— Start —

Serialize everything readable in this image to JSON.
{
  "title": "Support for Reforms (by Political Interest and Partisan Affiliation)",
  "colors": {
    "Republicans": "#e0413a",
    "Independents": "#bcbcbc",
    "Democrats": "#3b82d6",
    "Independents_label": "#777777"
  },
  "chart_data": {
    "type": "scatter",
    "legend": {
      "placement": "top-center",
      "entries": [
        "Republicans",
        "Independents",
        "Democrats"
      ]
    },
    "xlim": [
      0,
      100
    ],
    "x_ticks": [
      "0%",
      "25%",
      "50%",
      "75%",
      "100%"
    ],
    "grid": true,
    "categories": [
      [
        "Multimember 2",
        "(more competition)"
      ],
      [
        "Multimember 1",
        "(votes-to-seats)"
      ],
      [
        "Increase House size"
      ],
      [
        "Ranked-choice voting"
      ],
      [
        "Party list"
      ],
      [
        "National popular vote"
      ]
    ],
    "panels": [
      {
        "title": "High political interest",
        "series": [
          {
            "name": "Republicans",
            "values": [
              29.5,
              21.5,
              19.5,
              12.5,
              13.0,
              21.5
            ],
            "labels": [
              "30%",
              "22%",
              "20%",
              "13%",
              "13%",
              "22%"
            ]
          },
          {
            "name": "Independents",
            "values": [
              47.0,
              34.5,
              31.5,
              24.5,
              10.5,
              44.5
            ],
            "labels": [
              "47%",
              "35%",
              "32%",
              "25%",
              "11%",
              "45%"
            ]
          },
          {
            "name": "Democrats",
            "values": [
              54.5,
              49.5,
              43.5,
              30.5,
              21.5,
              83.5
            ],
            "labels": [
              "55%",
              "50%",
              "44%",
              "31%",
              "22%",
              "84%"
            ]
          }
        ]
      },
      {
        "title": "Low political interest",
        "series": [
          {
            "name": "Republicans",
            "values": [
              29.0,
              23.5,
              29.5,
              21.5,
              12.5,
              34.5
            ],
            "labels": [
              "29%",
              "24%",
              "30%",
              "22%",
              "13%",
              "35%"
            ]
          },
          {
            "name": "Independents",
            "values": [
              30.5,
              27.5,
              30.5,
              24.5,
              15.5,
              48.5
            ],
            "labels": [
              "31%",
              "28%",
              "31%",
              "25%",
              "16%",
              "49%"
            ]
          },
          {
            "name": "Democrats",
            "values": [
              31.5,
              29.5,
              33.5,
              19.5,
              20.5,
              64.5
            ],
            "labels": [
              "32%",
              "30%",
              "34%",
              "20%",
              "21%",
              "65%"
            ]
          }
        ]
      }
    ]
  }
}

— End —

### [The problem]
Quote the data in full, keeping each word unchanged.

### [Task response]
Serialize everything readable in this image to JSON.
{
  "title": "Support for Reforms (by Political Interest and Partisan Affiliation)",
  "colors": {
    "Republicans": "#e0413a",
    "Independents": "#bcbcbc",
    "Democrats": "#3b82d6",
    "Independents_label": "#777777"
  },
  "chart_data": {
    "type": "scatter",
    "legend": {
      "placement": "top-center",
      "entries": [
        "Republicans",
        "Independents",
        "Democrats"
      ]
    },
    "xlim": [
      0,
      100
    ],
    "x_ticks": [
      "0%",
      "25%",
      "50%",
      "75%",
      "100%"
    ],
    "grid": true,
    "categories": [
      [
        "Multimember 2",
        "(more competition)"
      ],
      [
        "Multimember 1",
        "(votes-to-seats)"
      ],
      [
        "Increase House size"
      ],
      [
        "Ranked-choice voting"
      ],
      [
        "Party list"
      ],
      [
        "National popular vote"
      ]
    ],
    "panels": [
      {
        "title": "High political interest",
        "series": [
          {
            "name": "Republicans",
            "values": [
              29.5,
              21.5,
              19.5,
              12.5,
              13.0,
              21.5
            ],
            "labels": [
              "30%",
              "22%",
              "20%",
              "13%",
              "13%",
              "22%"
            ]
          },
          {
            "name": "Independents",
            "values": [
              47.0,
              34.5,
              31.5,
              24.5,
              10.5,
              44.5
            ],
            "labels": [
              "47%",
              "35%",
              "32%",
              "25%",
              "11%",
              "45%"
            ]
          },
          {
            "name": "Democrats",
            "values": [
              54.5,
              49.5,
              43.5,
              30.5,
              21.5,
              83.5
            ],
            "labels": [
              "55%",
              "50%",
              "44%",
              "31%",
              "22%",
              "84%"
            ]
          }
        ]
      },
      {
        "title": "Low political interest",
        "series": [
          {
            "name": "Republicans",
            "values": [
              29.0,
              23.5,
              29.5,
              21.5,
              12.5,
              34.5
            ],
            "labels": [
              "29%",
              "24%",
              "30%",
              "22%",
              "13%",
              "35%"
            ]
          },
          {
            "name": "Independents",
            "values": [
              30.5,
              27.5,
              30.5,
              24.5,
              15.5,
              48.5
            ],
            "labels": [
              "31%",
              "28%",
              "31%",
              "25%",
              "16%",
              "49%"
            ]
          },
          {
            "name": "Democrats",
            "values": [
              31.5,
              29.5,
              33.5,
              19.5,
              20.5,
              64.5
            ],
            "labels": [
              "32%",
              "30%",
              "34%",
              "20%",
              "21%",
              "65%"
            ]
          }
        ]
      }
    ]
  }
}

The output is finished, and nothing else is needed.